Stated problem
Leave out the pictures and return every entry exactly as it appears.

━━ Stored rows ━━

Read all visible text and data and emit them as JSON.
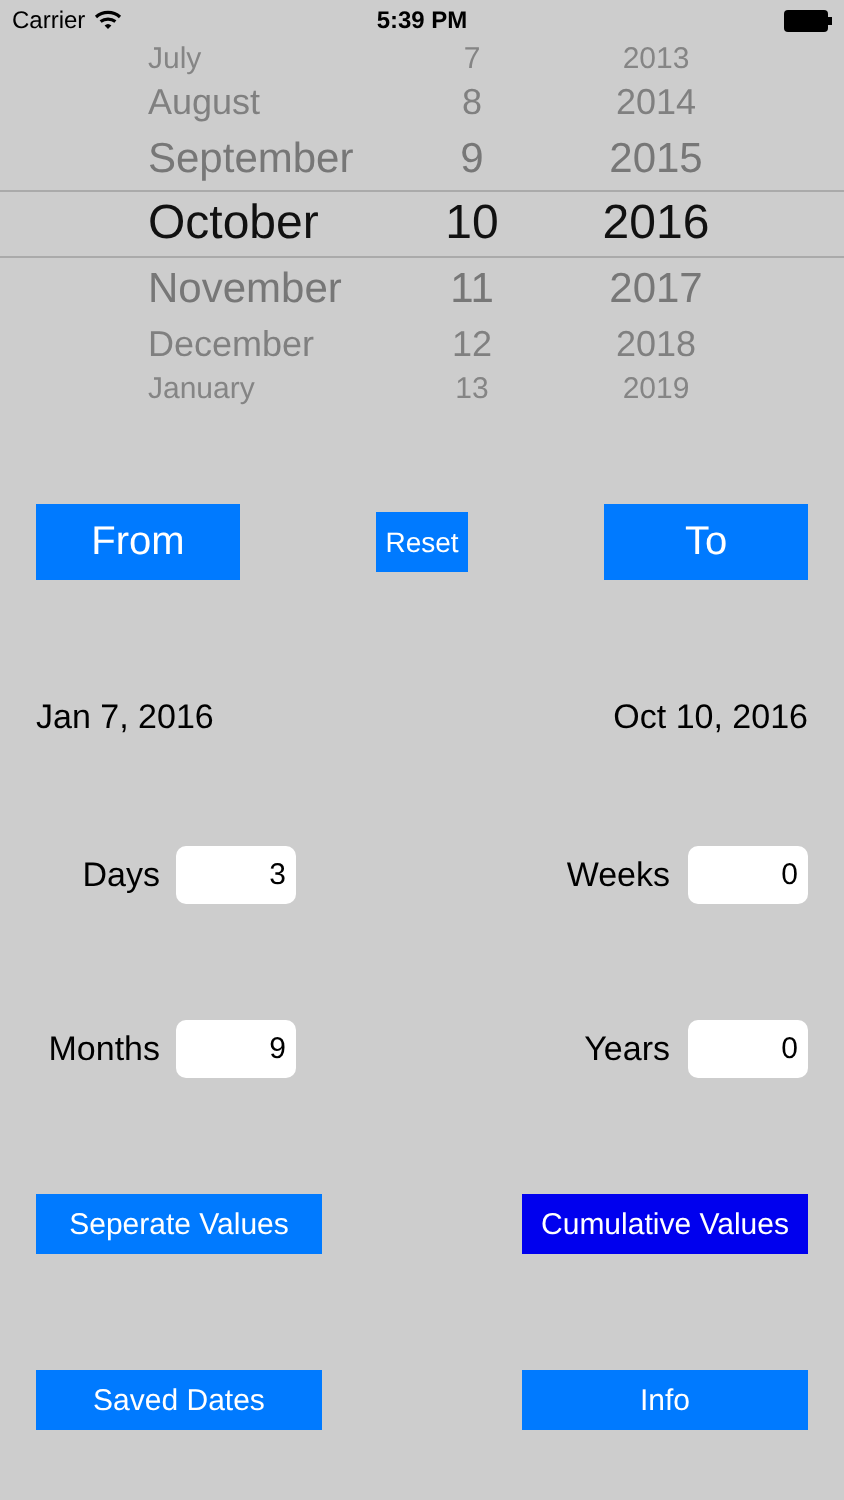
{
  "status_bar": {
    "carrier": "Carrier",
    "time": "5:39 PM"
  },
  "picker": {
    "rows": [
      {
        "month": "July",
        "day": "7",
        "year": "2013",
        "selected": false
      },
      {
        "month": "August",
        "day": "8",
        "year": "2014",
        "selected": false
      },
      {
        "month": "September",
        "day": "9",
        "year": "2015",
        "selected": false
      },
      {
        "month": "October",
        "day": "10",
        "year": "2016",
        "selected": true
      },
      {
        "month": "November",
        "day": "11",
        "year": "2017",
        "selected": false
      },
      {
        "month": "December",
        "day": "12",
        "year": "2018",
        "selected": false
      },
      {
        "month": "January",
        "day": "13",
        "year": "2019",
        "selected": false
      }
    ]
  },
  "range_buttons": [
    "From",
    "Reset",
    "To"
  ],
  "dates": {
    "from": "Jan 7, 2016",
    "to": "Oct 10, 2016"
  },
  "fields": [
    {
      "label": "Days",
      "value": "3"
    },
    {
      "label": "Weeks",
      "value": "0"
    },
    {
      "label": "Months",
      "value": "9"
    },
    {
      "label": "Years",
      "value": "0"
    }
  ],
  "mode_buttons": [
    {
      "label": "Seperate Values",
      "selected": false
    },
    {
      "label": "Cumulative Values",
      "selected": true
    }
  ],
  "bottom_buttons": [
    "Saved Dates",
    "Info"
  ]
}
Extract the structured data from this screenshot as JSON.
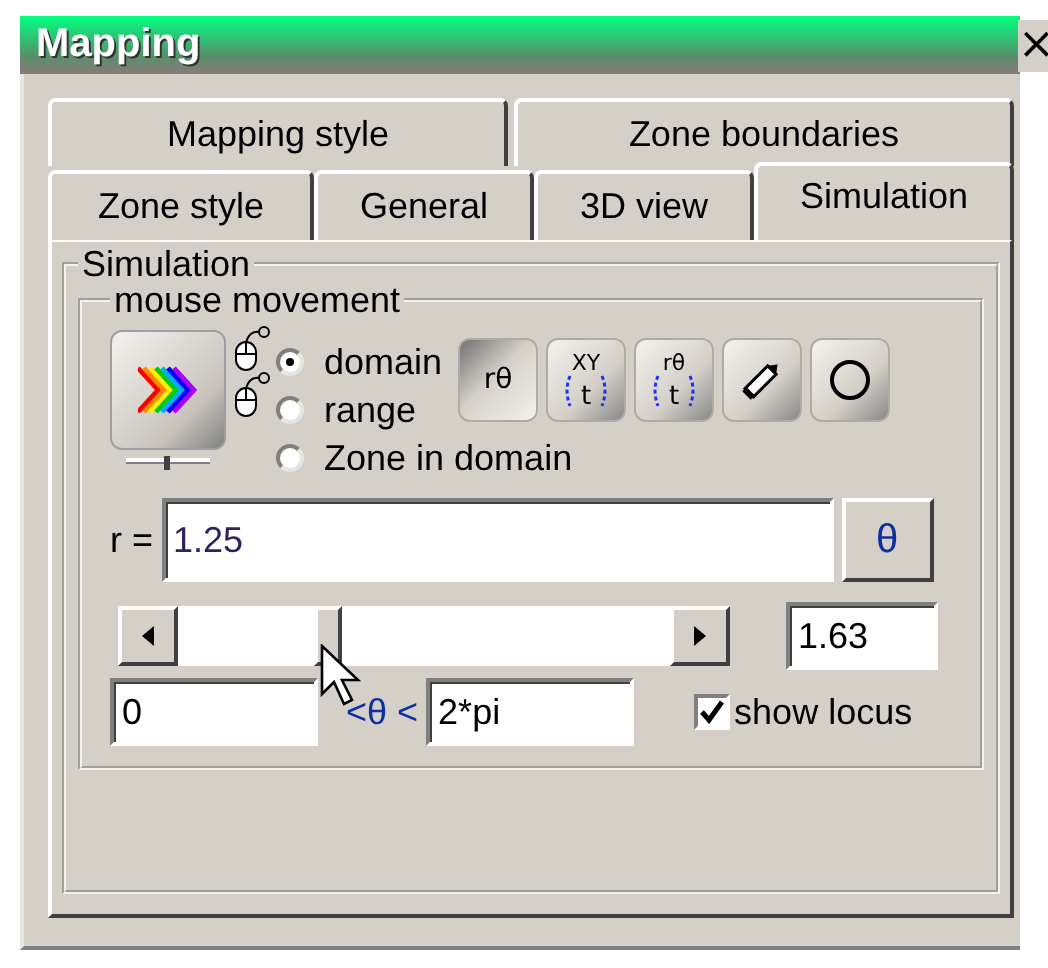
{
  "window": {
    "title": "Mapping",
    "close": "×"
  },
  "tab_rows": [
    {
      "tabs": [
        {
          "label": "Mapping style",
          "selected": false
        },
        {
          "label": "Zone boundaries",
          "selected": false
        }
      ]
    },
    {
      "tabs": [
        {
          "label": "Zone style",
          "selected": false
        },
        {
          "label": "General",
          "selected": false
        },
        {
          "label": "3D view",
          "selected": false
        },
        {
          "label": "Simulation",
          "selected": true
        }
      ]
    }
  ],
  "simulation": {
    "title": "Simulation",
    "mouse_movement": {
      "title": "mouse movement",
      "modes": [
        {
          "label": "domain",
          "selected": true
        },
        {
          "label": "range",
          "selected": false
        },
        {
          "label": "Zone in domain",
          "selected": false
        }
      ],
      "tool_buttons": [
        {
          "kind": "text",
          "label": "rθ",
          "selected": true
        },
        {
          "kind": "param",
          "top": "XY",
          "bottom": "t",
          "selected": false
        },
        {
          "kind": "param",
          "top": "rθ",
          "bottom": "t",
          "selected": false
        },
        {
          "kind": "pencil",
          "selected": false
        },
        {
          "kind": "circle",
          "selected": false
        }
      ],
      "r_label": "r =",
      "r_value": "1.25",
      "theta_button": "θ",
      "slider_value": "1.63",
      "range": {
        "min": "0",
        "separator": "<θ <",
        "max": "2*pi"
      },
      "show_locus": {
        "label": "show locus",
        "checked": true
      }
    }
  }
}
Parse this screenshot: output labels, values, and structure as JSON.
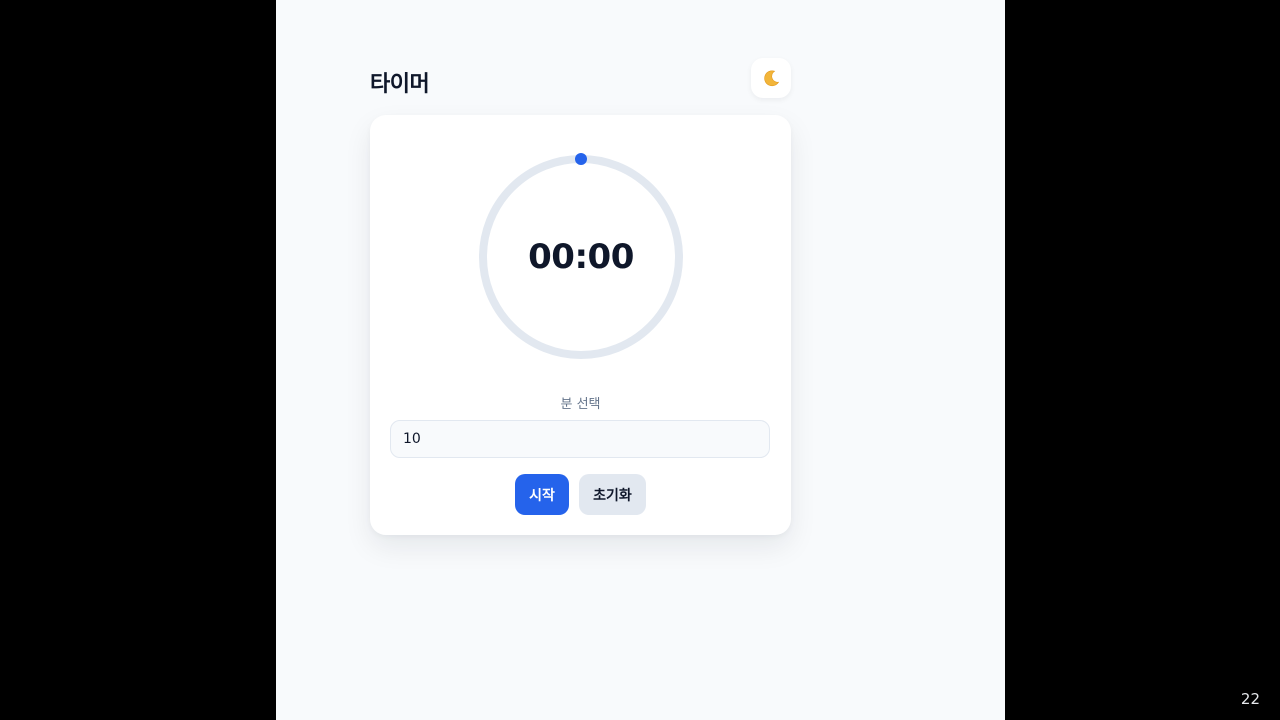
{
  "header": {
    "title": "타이머",
    "theme_toggle_icon": "moon-icon"
  },
  "timer": {
    "display": "00:00",
    "progress": 0,
    "ring_track_color": "#e2e8f0",
    "accent_color": "#2563eb"
  },
  "controls": {
    "minute_label": "분 선택",
    "minute_value": "10",
    "start_label": "시작",
    "reset_label": "초기화"
  },
  "slide": {
    "number": "22"
  }
}
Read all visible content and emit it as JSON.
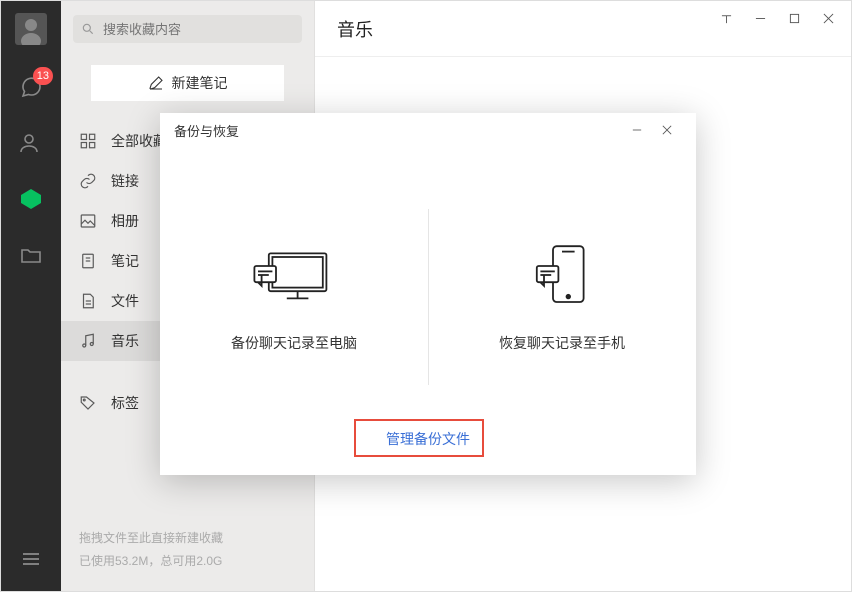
{
  "rail": {
    "chat_badge": "13"
  },
  "sidebar": {
    "search_placeholder": "搜索收藏内容",
    "new_note": "新建笔记",
    "items": [
      {
        "label": "全部收藏"
      },
      {
        "label": "链接"
      },
      {
        "label": "相册"
      },
      {
        "label": "笔记"
      },
      {
        "label": "文件"
      },
      {
        "label": "音乐"
      },
      {
        "label": "标签"
      }
    ],
    "footer_line1": "拖拽文件至此直接新建收藏",
    "footer_line2": "已使用53.2M，总可用2.0G"
  },
  "main": {
    "title": "音乐"
  },
  "dialog": {
    "title": "备份与恢复",
    "backup_label": "备份聊天记录至电脑",
    "restore_label": "恢复聊天记录至手机",
    "manage_label": "管理备份文件"
  }
}
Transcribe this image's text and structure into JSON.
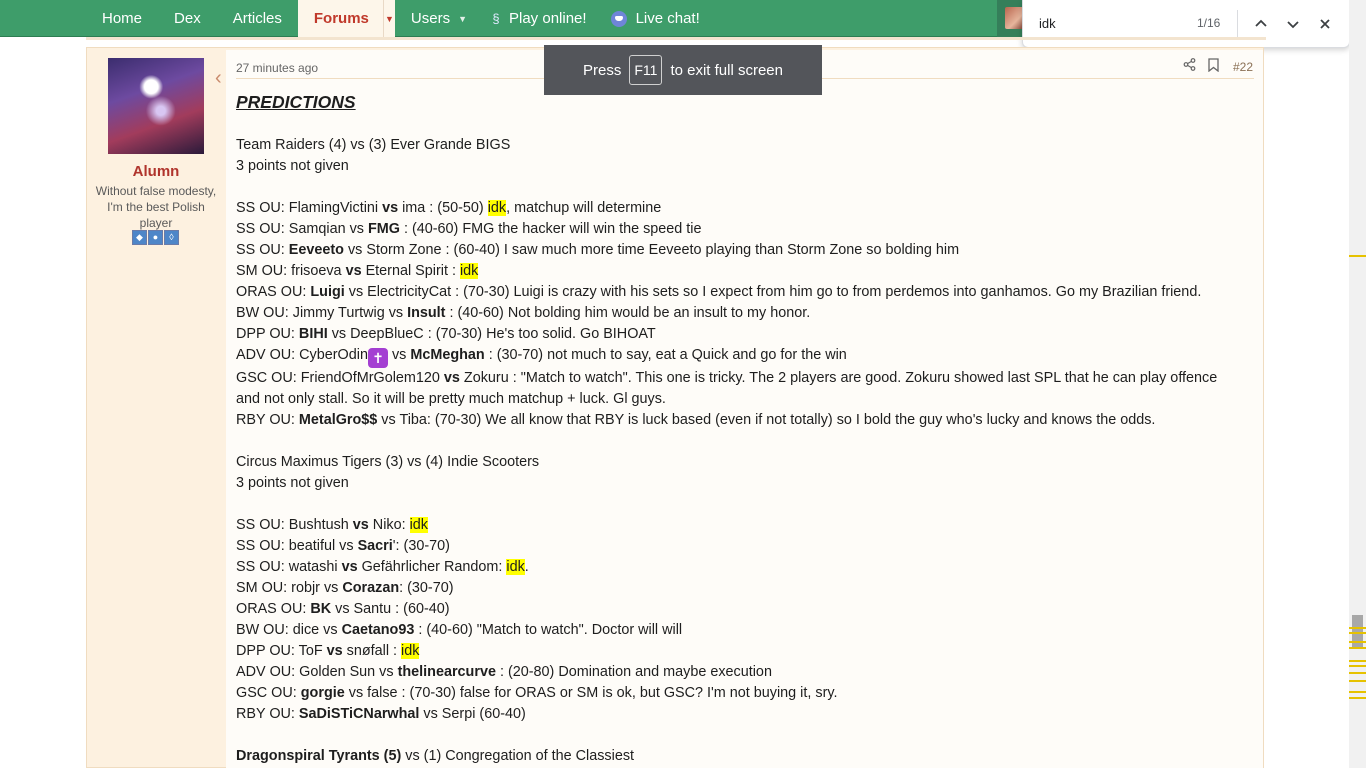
{
  "nav": {
    "items": [
      "Home",
      "Dex",
      "Articles",
      "Forums",
      "Users",
      "Play online!",
      "Live chat!"
    ],
    "colors": {
      "bar": "#3e9d6a",
      "active_bg": "#fdf6ea",
      "active_text": "#c0392b"
    }
  },
  "findbar": {
    "query": "idk",
    "count": "1/16"
  },
  "toast": {
    "before": "Press",
    "key": "F11",
    "after": "to exit full screen"
  },
  "user": {
    "name": "Alumn",
    "title": "Without false modesty, I'm the best Polish player"
  },
  "post": {
    "time": "27 minutes ago",
    "number": "#22"
  },
  "content": {
    "heading": "PREDICTIONS",
    "match1": {
      "title": "Team Raiders (4) vs (3) Ever Grande BIGS",
      "points": "3 points not given"
    },
    "match2": {
      "title": "Circus Maximus Tigers (3) vs (4) Indie Scooters",
      "points": "3 points not given"
    },
    "match3": {
      "bold": "Dragonspiral Tyrants (5)",
      "rest": " vs (1) Congregation of the Classiest"
    }
  }
}
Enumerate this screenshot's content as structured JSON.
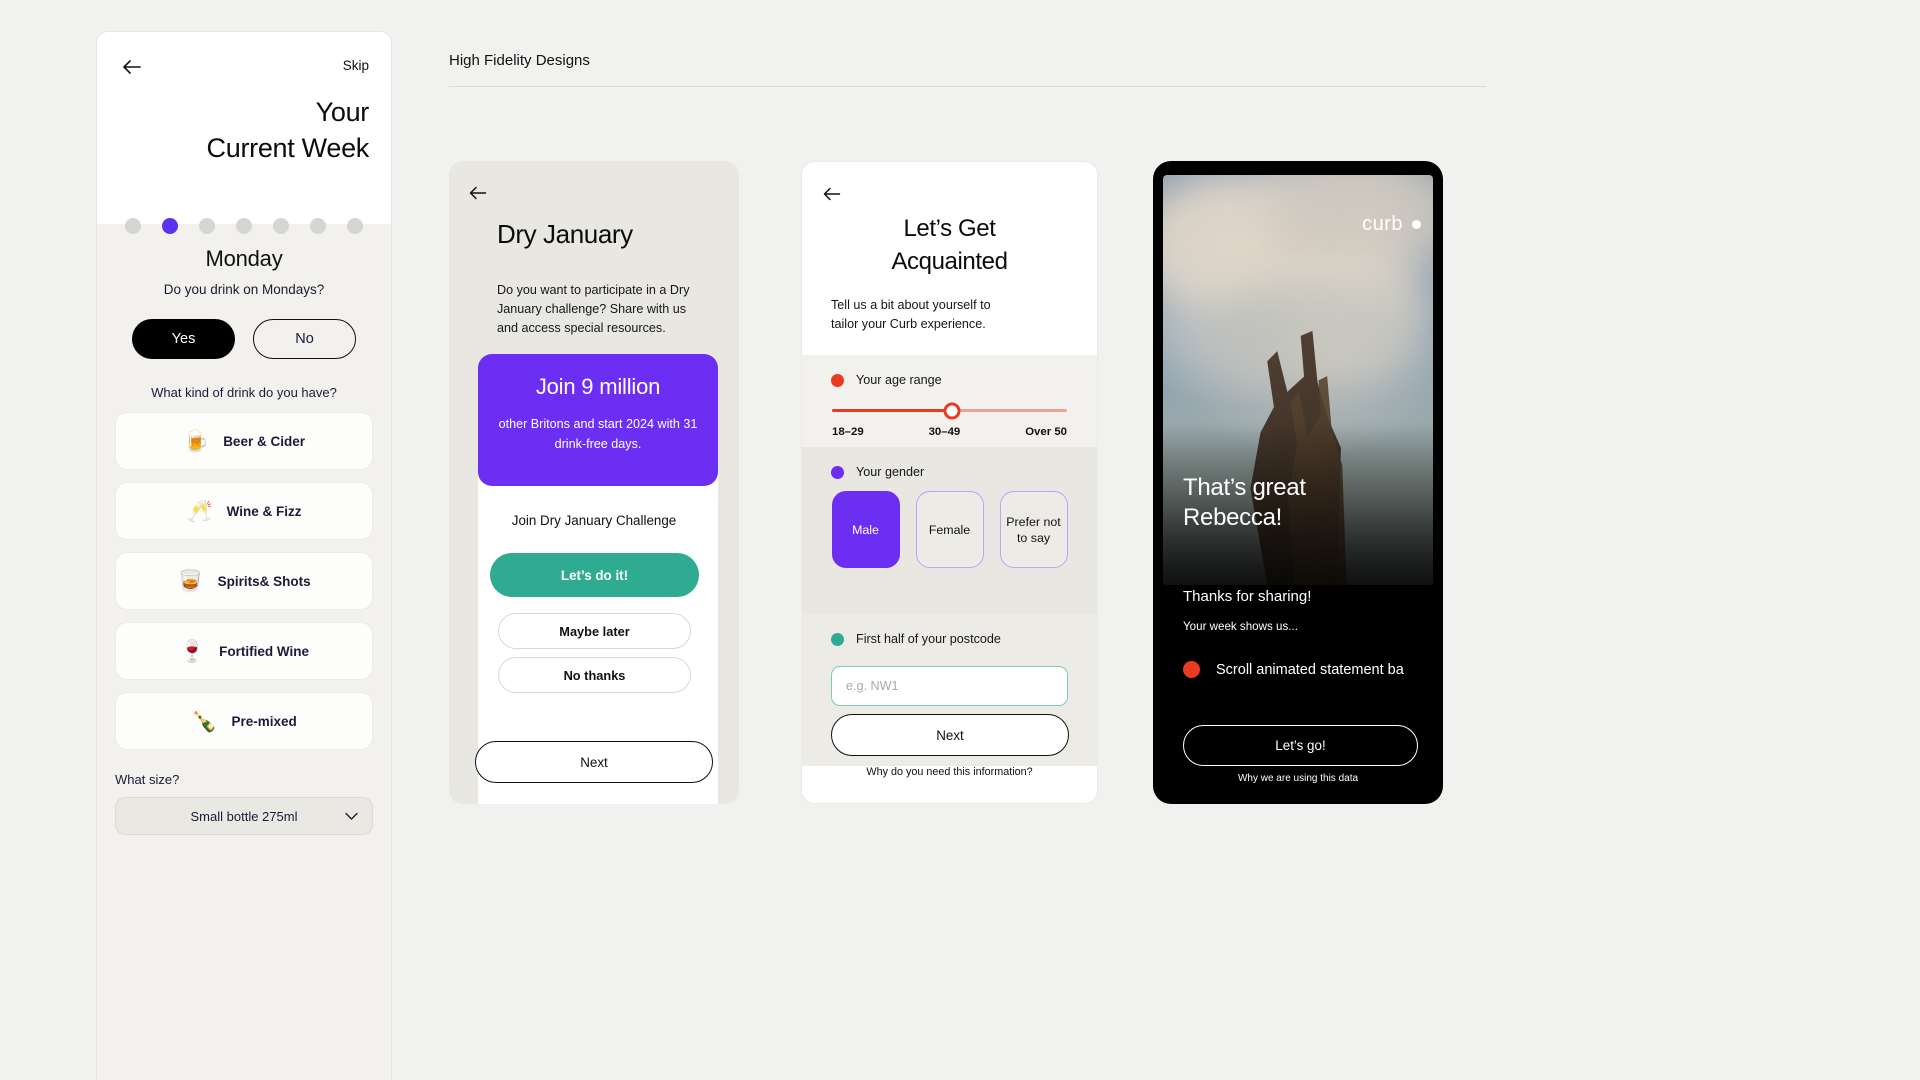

━━━

Completed task
Read all visible text and data and emit them as JSON.
{
  "status_bar": {
    "carrier": "Carrier",
    "time": "5:39 PM"
  },
  "picker": {
    "rows": [
      {
        "month": "July",
        "day": "7",
        "year": "2013",
        "selected": false
      },
      {
        "month": "August",
        "day": "8",
        "year": "2014",
        "selected": false
      },
      {
        "month": "September",
        "day": "9",
        "year": "2015",
        "selected": false
      },
      {
        "month": "October",
        "day": "10",
        "year": "2016",
        "selected": true
      },
      {
        "month": "November",
        "day": "11",
        "year": "2017",
        "selected": false
      },
      {
        "month": "December",
        "day": "12",
        "year": "2018",
        "selected": false
      },
      {
        "month": "January",
        "day": "13",
        "year": "2019",
        "selected": false
      }
    ]
  },
  "range_buttons": [
    "From",
    "Reset",
    "To"
  ],
  "dates": {
    "from": "Jan 7, 2016",
    "to": "Oct 10, 2016"
  },
  "fields": [
    {
      "label": "Days",
      "value": "3"
    },
    {
      "label": "Weeks",
      "value": "0"
    },
    {
      "label": "Months",
      "value": "9"
    },
    {
      "label": "Years",
      "value": "0"
    }
  ],
  "mode_buttons": [
    {
      "label": "Seperate Values",
      "selected": false
    },
    {
      "label": "Cumulative Values",
      "selected": true
    }
  ],
  "bottom_buttons": [
    "Saved Dates",
    "Info"
  ]
}
Extract the structured data from this screenshot as JSON.
{
  "window": {
    "title": "Mapping",
    "close": "×"
  },
  "tab_rows": [
    {
      "tabs": [
        {
          "label": "Mapping style",
          "selected": false
        },
        {
          "label": "Zone boundaries",
          "selected": false
        }
      ]
    },
    {
      "tabs": [
        {
          "label": "Zone style",
          "selected": false
        },
        {
          "label": "General",
          "selected": false
        },
        {
          "label": "3D view",
          "selected": false
        },
        {
          "label": "Simulation",
          "selected": true
        }
      ]
    }
  ],
  "simulation": {
    "title": "Simulation",
    "mouse_movement": {
      "title": "mouse movement",
      "modes": [
        {
          "label": "domain",
          "selected": true
        },
        {
          "label": "range",
          "selected": false
        },
        {
          "label": "Zone in domain",
          "selected": false
        }
      ],
      "tool_buttons": [
        {
          "kind": "text",
          "label": "rθ",
          "selected": true
        },
        {
          "kind": "param",
          "top": "XY",
          "bottom": "t",
          "selected": false
        },
        {
          "kind": "param",
          "top": "rθ",
          "bottom": "t",
          "selected": false
        },
        {
          "kind": "pencil",
          "selected": false
        },
        {
          "kind": "circle",
          "selected": false
        }
      ],
      "r_label": "r =",
      "r_value": "1.25",
      "theta_button": "θ",
      "slider_value": "1.63",
      "range": {
        "min": "0",
        "separator": "<θ <",
        "max": "2*pi"
      },
      "show_locus": {
        "label": "show locus",
        "checked": true
      }
    }
  }
}
Parse this screenshot: output labels, values, and structure as JSON.
{
  "header": {
    "title": "타이머",
    "theme_toggle_icon": "moon-icon"
  },
  "timer": {
    "display": "00:00",
    "progress": 0,
    "ring_track_color": "#e2e8f0",
    "accent_color": "#2563eb"
  },
  "controls": {
    "minute_label": "분 선택",
    "minute_value": "10",
    "start_label": "시작",
    "reset_label": "초기화"
  },
  "slide": {
    "number": "22"
  }
}
Read all visible content and emit it as JSON.
{
  "rail": {
    "chat_badge": "13"
  },
  "sidebar": {
    "search_placeholder": "搜索收藏内容",
    "new_note": "新建笔记",
    "items": [
      {
        "label": "全部收藏"
      },
      {
        "label": "链接"
      },
      {
        "label": "相册"
      },
      {
        "label": "笔记"
      },
      {
        "label": "文件"
      },
      {
        "label": "音乐"
      },
      {
        "label": "标签"
      }
    ],
    "footer_line1": "拖拽文件至此直接新建收藏",
    "footer_line2": "已使用53.2M，总可用2.0G"
  },
  "main": {
    "title": "音乐"
  },
  "dialog": {
    "title": "备份与恢复",
    "backup_label": "备份聊天记录至电脑",
    "restore_label": "恢复聊天记录至手机",
    "manage_label": "管理备份文件"
  }
}
Transcribe this image's text and structure into JSON.
{
  "nav": {
    "items": [
      "Home",
      "Dex",
      "Articles",
      "Forums",
      "Users",
      "Play online!",
      "Live chat!"
    ],
    "colors": {
      "bar": "#3e9d6a",
      "active_bg": "#fdf6ea",
      "active_text": "#c0392b"
    }
  },
  "findbar": {
    "query": "idk",
    "count": "1/16"
  },
  "toast": {
    "before": "Press",
    "key": "F11",
    "after": "to exit full screen"
  },
  "user": {
    "name": "Alumn",
    "title": "Without false modesty, I'm the best Polish player"
  },
  "post": {
    "time": "27 minutes ago",
    "number": "#22"
  },
  "content": {
    "heading": "PREDICTIONS",
    "match1": {
      "title": "Team Raiders (4) vs (3) Ever Grande BIGS",
      "points": "3 points not given"
    },
    "match2": {
      "title": "Circus Maximus Tigers (3) vs (4) Indie Scooters",
      "points": "3 points not given"
    },
    "match3": {
      "bold": "Dragonspiral Tyrants (5)",
      "rest": " vs (1) Congregation of the Classiest"
    }
  }
}
Enumerate this screenshot's content as structured JSON.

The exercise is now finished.